◆ WRITTEN EXERCISE ◆
Reproduce the listing below line for line, with no changes to the wording or numbers. Leave the pictures out of your copy.

===== SUPPLIED MATERIAL =====

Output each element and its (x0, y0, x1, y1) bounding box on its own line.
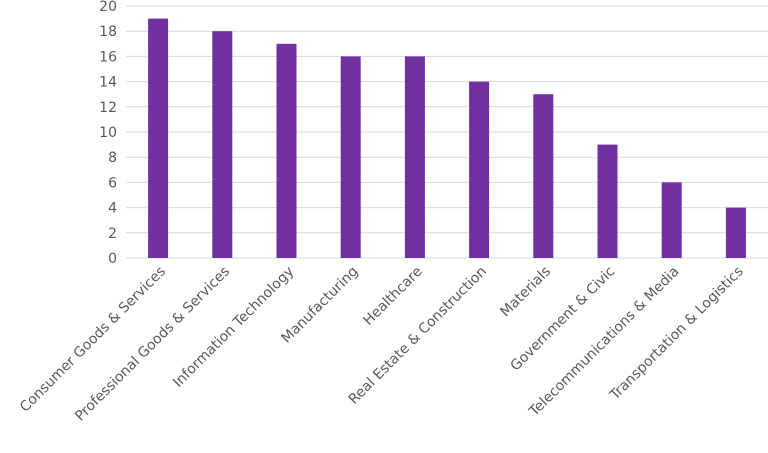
gridlines (126, 5, 768, 259)
y-tick-label: 18 (99, 24, 117, 40)
bar-8 (661, 182, 682, 258)
bar-1 (212, 31, 233, 259)
y-tick-label: 16 (99, 49, 117, 65)
bars (148, 18, 746, 259)
y-tick-label: 8 (108, 150, 117, 166)
y-tick-label: 2 (108, 226, 117, 242)
y-axis-tick-labels: 0 2 4 6 8 10 12 14 16 18 20 (99, 0, 117, 267)
x-tick-label: Transportation & Logistics (606, 264, 746, 404)
bar-2 (276, 43, 297, 258)
bar-4 (404, 56, 425, 259)
y-tick-label: 14 (99, 75, 117, 91)
y-tick-label: 10 (99, 125, 117, 141)
bar-9 (725, 207, 746, 258)
bar-0 (148, 18, 169, 258)
bar-5 (469, 81, 490, 258)
x-tick-label: Information Technology (170, 264, 297, 391)
y-tick-label: 0 (108, 251, 117, 267)
x-tick-label: Materials (497, 264, 554, 321)
x-tick-label: Government & Civic (508, 264, 619, 375)
x-tick-label: Real Estate & Construction (346, 264, 490, 408)
y-tick-label: 6 (108, 175, 117, 191)
y-tick-label: 4 (108, 201, 117, 217)
y-tick-label: 20 (99, 0, 117, 15)
y-tick-label: 12 (99, 100, 117, 116)
x-tick-label: Healthcare (360, 264, 425, 329)
bar-6 (533, 94, 554, 258)
bar-3 (340, 56, 361, 259)
bar-7 (597, 144, 618, 258)
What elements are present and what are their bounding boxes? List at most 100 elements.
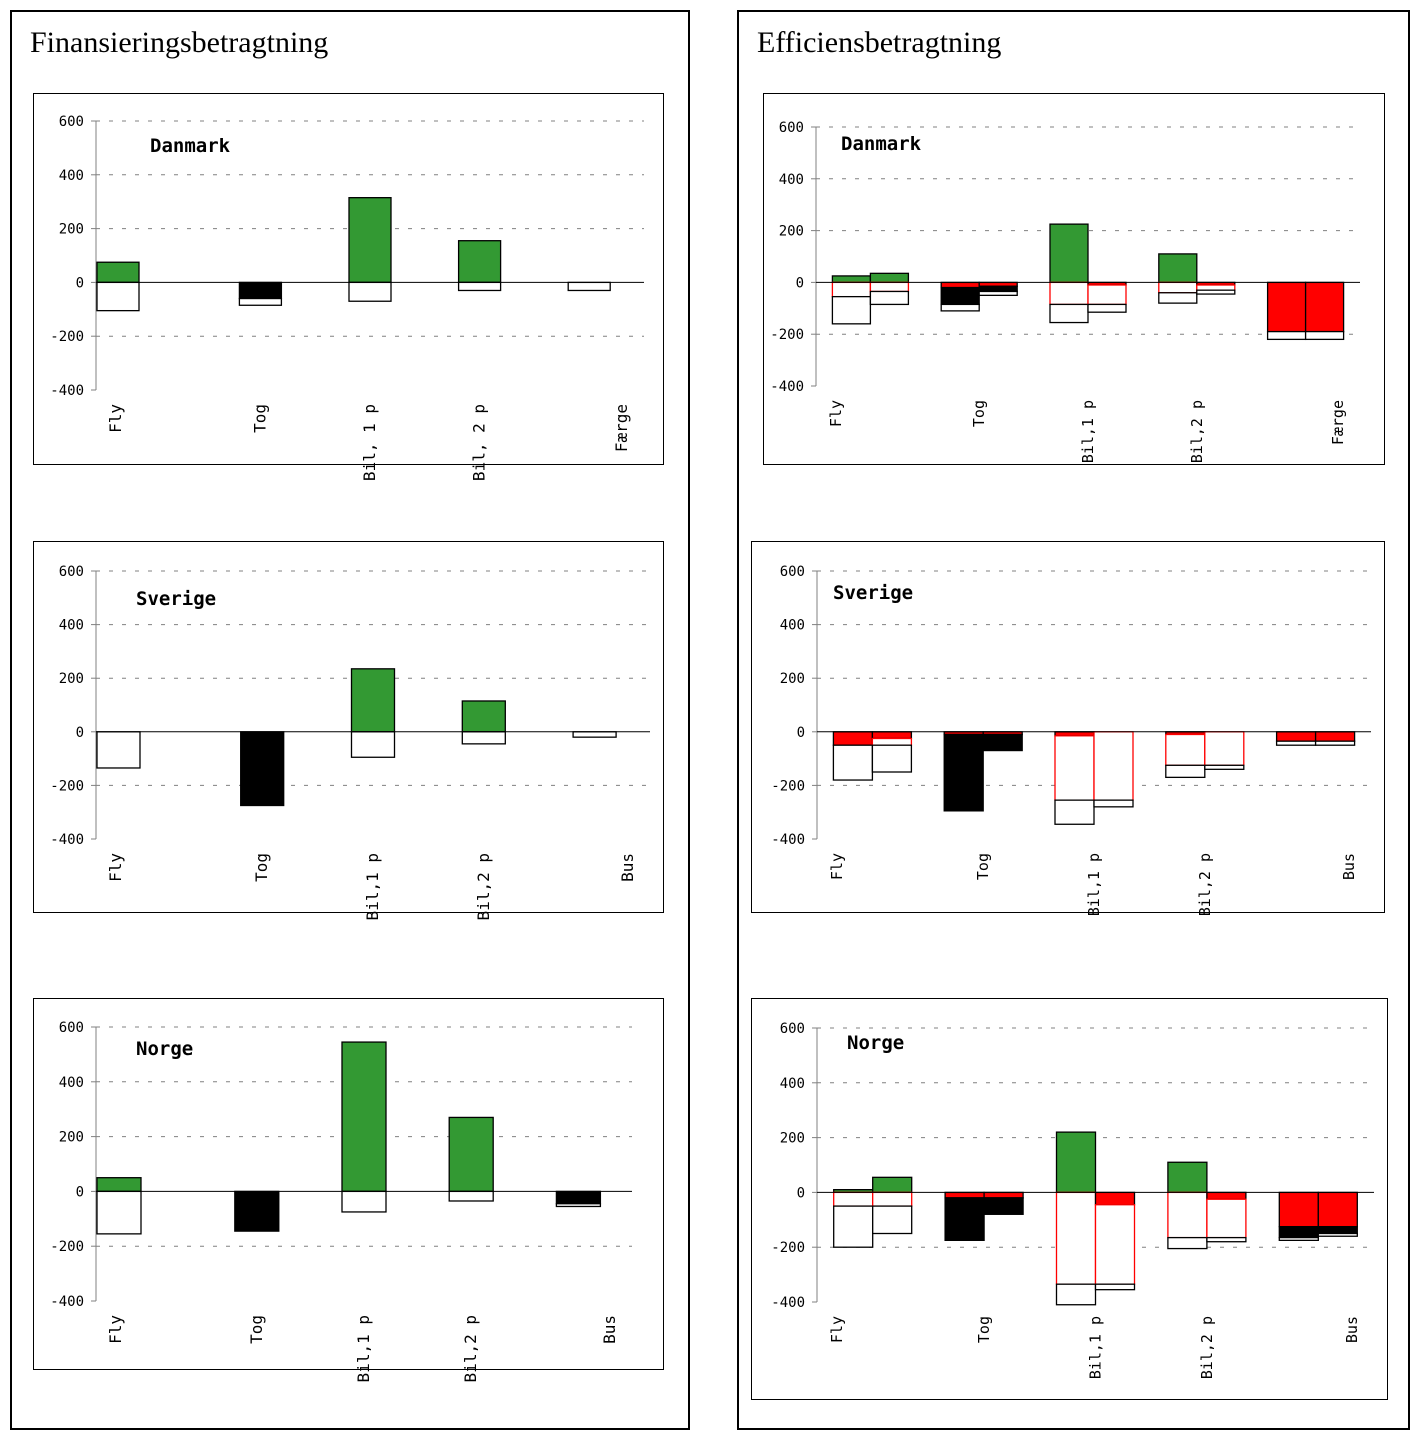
bar-segment (448, 1116, 494, 1193)
chart-financing-danmark: -400 -200 0 200 400 600 Fly Tog Bil, 1 p Bil, 2 p… (33, 93, 664, 481)
chart-efficiency-sverige: -400 -200 0 200 400 600 Fly Tog Bil,1 p Bil,2 p Bu… (751, 541, 1385, 916)
panel-title-efficiency: Efficiensbetragtning (757, 26, 1002, 59)
y-tick-label: 600 (59, 114, 84, 130)
bar-segment (1055, 1283, 1097, 1306)
bar-segment (555, 1190, 602, 1205)
bar-segment (1204, 764, 1245, 770)
bar-segment (1206, 1236, 1247, 1243)
category-label: Tog (970, 400, 988, 427)
bar-segment (940, 281, 980, 289)
y-tick-label: 0 (76, 1184, 84, 1200)
category-label: Bil,1 p (1085, 853, 1103, 916)
y-tick-label: 0 (797, 1185, 805, 1201)
bar-segment (1196, 289, 1236, 295)
y-tick-label: -200 (771, 778, 805, 794)
y-tick-label: 400 (59, 618, 84, 634)
bar-segment (978, 285, 1018, 293)
bar-segment (1055, 1191, 1097, 1285)
y-tick-label: -200 (50, 1239, 84, 1255)
bar-segment (1158, 292, 1198, 304)
chart-title: Sverige (833, 582, 913, 604)
bar-segment (1317, 1225, 1358, 1235)
bar-segment (1314, 740, 1356, 746)
bar-segment (96, 731, 141, 769)
y-tick-label: -400 (50, 1294, 84, 1310)
category-label: Bil,1 p (1087, 1316, 1105, 1379)
bar-segment (240, 731, 285, 807)
bar-segment (448, 1190, 494, 1202)
y-tick-label: 600 (780, 564, 805, 580)
category-label: Fly (106, 1315, 125, 1344)
bar-segment (832, 744, 874, 781)
chart-financing-norge: -400 -200 0 200 400 600 Fly Tog Bil,1 p Bil,2 p Bu… (33, 998, 664, 1382)
bar-segment (238, 297, 283, 306)
y-tick-label: 200 (780, 671, 805, 687)
bar-segment (983, 1197, 1024, 1215)
bar-segment (833, 1191, 874, 1207)
y-tick-label: 0 (797, 725, 805, 741)
bar-segment (234, 1190, 280, 1232)
bar-segment (871, 744, 913, 773)
category-label: Bil, 1 p (360, 404, 379, 481)
y-tick-label: 0 (76, 725, 84, 741)
bar-segment (572, 731, 617, 738)
bar-segment (940, 286, 980, 306)
y-tick-label: 200 (59, 222, 84, 238)
chart-efficiency-danmark: -400 -200 0 200 400 600 Fly Tog Bil,1 p Bil,2 p Fæ… (763, 93, 1385, 465)
bar-segment (982, 733, 1023, 752)
bar-segment (1165, 733, 1206, 766)
bar-segment (940, 303, 980, 312)
bar-segment (1094, 1204, 1136, 1285)
category-label: Bil,2 p (1198, 1316, 1216, 1379)
bar-segment (872, 1176, 913, 1194)
y-tick-label: -400 (770, 379, 804, 395)
bar-segment (1167, 1236, 1208, 1250)
chart-title: Norge (136, 1038, 193, 1060)
bar-segment (96, 261, 140, 284)
bar-segment (341, 1041, 387, 1193)
bar-segment (978, 290, 1018, 296)
category-label: Fly (106, 404, 125, 433)
y-tick-label: 400 (780, 618, 805, 634)
bar-segment (869, 272, 910, 284)
bar-segment (944, 1197, 985, 1242)
chart-title: Norge (847, 1032, 904, 1054)
bar-segment (1278, 1191, 1319, 1228)
category-label: Bil,2 p (461, 1315, 480, 1382)
bar-segment (1317, 1191, 1358, 1228)
bar-segment (348, 281, 392, 302)
bar-segment (350, 668, 396, 733)
bar-segment (832, 731, 874, 746)
bar-segment (457, 240, 502, 284)
y-tick-label: -400 (771, 832, 805, 848)
category-label: Fly (828, 853, 846, 880)
bar-segment (831, 275, 872, 284)
bar-segment (1167, 1191, 1208, 1239)
category-label: Bus (1340, 853, 1358, 880)
bar-segment (1054, 735, 1095, 801)
bar-segment (1314, 731, 1356, 742)
bar-segment (1049, 281, 1089, 306)
category-label: Bil,2 p (1188, 400, 1206, 463)
bar-segment (1158, 281, 1198, 294)
y-tick-label: 600 (780, 1021, 805, 1037)
y-tick-label: 200 (59, 671, 84, 687)
y-tick-label: 200 (780, 1131, 805, 1147)
bar-segment (1049, 303, 1089, 324)
bar-segment (983, 1191, 1024, 1199)
bar-segment (1196, 284, 1236, 291)
bar-segment (341, 1190, 387, 1213)
bar-segment (567, 281, 611, 292)
bar-segment (350, 731, 396, 758)
bar-segment (831, 295, 872, 325)
y-tick-label: 400 (779, 172, 804, 188)
category-label: Tog (250, 404, 269, 433)
y-tick-label: -400 (50, 832, 84, 848)
category-label: Færge (612, 404, 631, 452)
bar-segment (1158, 253, 1198, 284)
category-label: Bus (1343, 1316, 1361, 1343)
bar-segment (96, 281, 140, 312)
bar-segment (96, 1177, 142, 1193)
category-label: Bil,2 p (474, 853, 493, 920)
bar-segment (1049, 223, 1089, 284)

=====

◆ FINAL RESULT ◆
Output each element and its (x0, y0, x1, y1) bounding box on its own line.
gridlines (126, 5, 768, 259)
y-tick-label: 18 (99, 24, 117, 40)
bar-8 (661, 182, 682, 258)
bar-1 (212, 31, 233, 259)
y-tick-label: 16 (99, 49, 117, 65)
bars (148, 18, 746, 259)
y-tick-label: 8 (108, 150, 117, 166)
y-tick-label: 2 (108, 226, 117, 242)
y-axis-tick-labels: 0 2 4 6 8 10 12 14 16 18 20 (99, 0, 117, 267)
x-tick-label: Transportation & Logistics (606, 264, 746, 404)
bar-2 (276, 43, 297, 258)
bar-4 (404, 56, 425, 259)
y-tick-label: 14 (99, 75, 117, 91)
y-tick-label: 10 (99, 125, 117, 141)
bar-9 (725, 207, 746, 258)
bar-0 (148, 18, 169, 258)
bar-5 (469, 81, 490, 258)
x-tick-label: Information Technology (170, 264, 297, 391)
y-tick-label: 0 (108, 251, 117, 267)
x-tick-label: Materials (497, 264, 554, 321)
x-tick-label: Government & Civic (508, 264, 619, 375)
x-tick-label: Real Estate & Construction (346, 264, 490, 408)
y-tick-label: 6 (108, 175, 117, 191)
y-tick-label: 4 (108, 201, 117, 217)
y-tick-label: 20 (99, 0, 117, 15)
y-tick-label: 12 (99, 100, 117, 116)
x-tick-label: Healthcare (360, 264, 425, 329)
bar-6 (533, 94, 554, 258)
bar-3 (340, 56, 361, 259)
bar-7 (597, 144, 618, 258)
What elements are present and what are their bounding boxes? List at most 100 elements.
bar-segment (448, 1116, 494, 1193)
chart-financing-danmark: -400 -200 0 200 400 600 Fly Tog Bil, 1 p Bil, 2 p… (33, 93, 664, 481)
chart-efficiency-sverige: -400 -200 0 200 400 600 Fly Tog Bil,1 p Bil,2 p Bu… (751, 541, 1385, 916)
panel-title-efficiency: Efficiensbetragtning (757, 26, 1002, 59)
y-tick-label: 600 (59, 114, 84, 130)
bar-segment (1055, 1283, 1097, 1306)
bar-segment (555, 1190, 602, 1205)
bar-segment (1204, 764, 1245, 770)
bar-segment (1206, 1236, 1247, 1243)
category-label: Tog (970, 400, 988, 427)
bar-segment (940, 281, 980, 289)
y-tick-label: 0 (76, 1184, 84, 1200)
category-label: Bil,1 p (1085, 853, 1103, 916)
y-tick-label: 0 (797, 1185, 805, 1201)
bar-segment (1196, 289, 1236, 295)
y-tick-label: -200 (771, 778, 805, 794)
y-tick-label: 400 (59, 618, 84, 634)
bar-segment (978, 285, 1018, 293)
bar-segment (1055, 1191, 1097, 1285)
y-tick-label: -200 (50, 1239, 84, 1255)
bar-segment (1158, 292, 1198, 304)
chart-title: Sverige (833, 582, 913, 604)
bar-segment (1317, 1225, 1358, 1235)
bar-segment (1314, 740, 1356, 746)
bar-segment (96, 731, 141, 769)
y-tick-label: -400 (50, 1294, 84, 1310)
category-label: Bil,1 p (1087, 1316, 1105, 1379)
bar-segment (240, 731, 285, 807)
bar-segment (448, 1190, 494, 1202)
y-tick-label: 600 (780, 564, 805, 580)
category-label: Fly (106, 1315, 125, 1344)
bar-segment (832, 744, 874, 781)
chart-financing-norge: -400 -200 0 200 400 600 Fly Tog Bil,1 p Bil,2 p Bu… (33, 998, 664, 1382)
bar-segment (238, 297, 283, 306)
y-tick-label: 200 (780, 671, 805, 687)
bar-segment (983, 1197, 1024, 1215)
bar-segment (833, 1191, 874, 1207)
y-tick-label: 0 (797, 725, 805, 741)
bar-segment (234, 1190, 280, 1232)
bar-segment (871, 744, 913, 773)
category-label: Bil, 1 p (360, 404, 379, 481)
y-tick-label: 0 (76, 725, 84, 741)
bar-segment (572, 731, 617, 738)
bar-segment (940, 286, 980, 306)
y-tick-label: 200 (59, 222, 84, 238)
chart-efficiency-danmark: -400 -200 0 200 400 600 Fly Tog Bil,1 p Bil,2 p Fæ… (763, 93, 1385, 465)
bar-segment (982, 733, 1023, 752)
bar-segment (1165, 733, 1206, 766)
bar-segment (940, 303, 980, 312)
bar-segment (1094, 1204, 1136, 1285)
category-label: Bil,2 p (1198, 1316, 1216, 1379)
bar-segment (872, 1176, 913, 1194)
y-tick-label: -400 (770, 379, 804, 395)
bar-segment (1167, 1236, 1208, 1250)
chart-title: Norge (136, 1038, 193, 1060)
bar-segment (96, 261, 140, 284)
bar-segment (341, 1041, 387, 1193)
bar-segment (978, 290, 1018, 296)
category-label: Fly (106, 404, 125, 433)
y-tick-label: 400 (780, 618, 805, 634)
bar-segment (869, 272, 910, 284)
bar-segment (944, 1197, 985, 1242)
chart-title: Norge (847, 1032, 904, 1054)
bar-segment (1278, 1191, 1319, 1228)
category-label: Bil,2 p (461, 1315, 480, 1382)
bar-segment (1317, 1191, 1358, 1228)
bar-segment (348, 281, 392, 302)
bar-segment (350, 668, 396, 733)
bar-segment (832, 731, 874, 746)
bar-segment (457, 240, 502, 284)
y-tick-label: -400 (771, 832, 805, 848)
category-label: Fly (828, 853, 846, 880)
bar-segment (831, 275, 872, 284)
bar-segment (1167, 1191, 1208, 1239)
category-label: Bus (1340, 853, 1358, 880)
bar-segment (1054, 735, 1095, 801)
bar-segment (1314, 731, 1356, 742)
bar-segment (1049, 281, 1089, 306)
category-label: Bil,2 p (1188, 400, 1206, 463)
bar-segment (1158, 281, 1198, 294)
y-tick-label: 600 (780, 1021, 805, 1037)
y-tick-label: 200 (59, 671, 84, 687)
y-tick-label: 200 (780, 1131, 805, 1147)
bar-segment (1049, 303, 1089, 324)
bar-segment (983, 1191, 1024, 1199)
bar-segment (1196, 284, 1236, 291)
bar-segment (341, 1190, 387, 1213)
bar-segment (567, 281, 611, 292)
bar-segment (350, 731, 396, 758)
bar-segment (831, 295, 872, 325)
y-tick-label: 400 (779, 172, 804, 188)
category-label: Tog (250, 404, 269, 433)
y-tick-label: -400 (50, 832, 84, 848)
category-label: Færge (612, 404, 631, 452)
bar-segment (1158, 253, 1198, 284)
category-label: Bus (1343, 1316, 1361, 1343)
bar-segment (96, 281, 140, 312)
bar-segment (96, 1177, 142, 1193)
category-label: Bil,2 p (474, 853, 493, 920)
bar-segment (1049, 223, 1089, 284)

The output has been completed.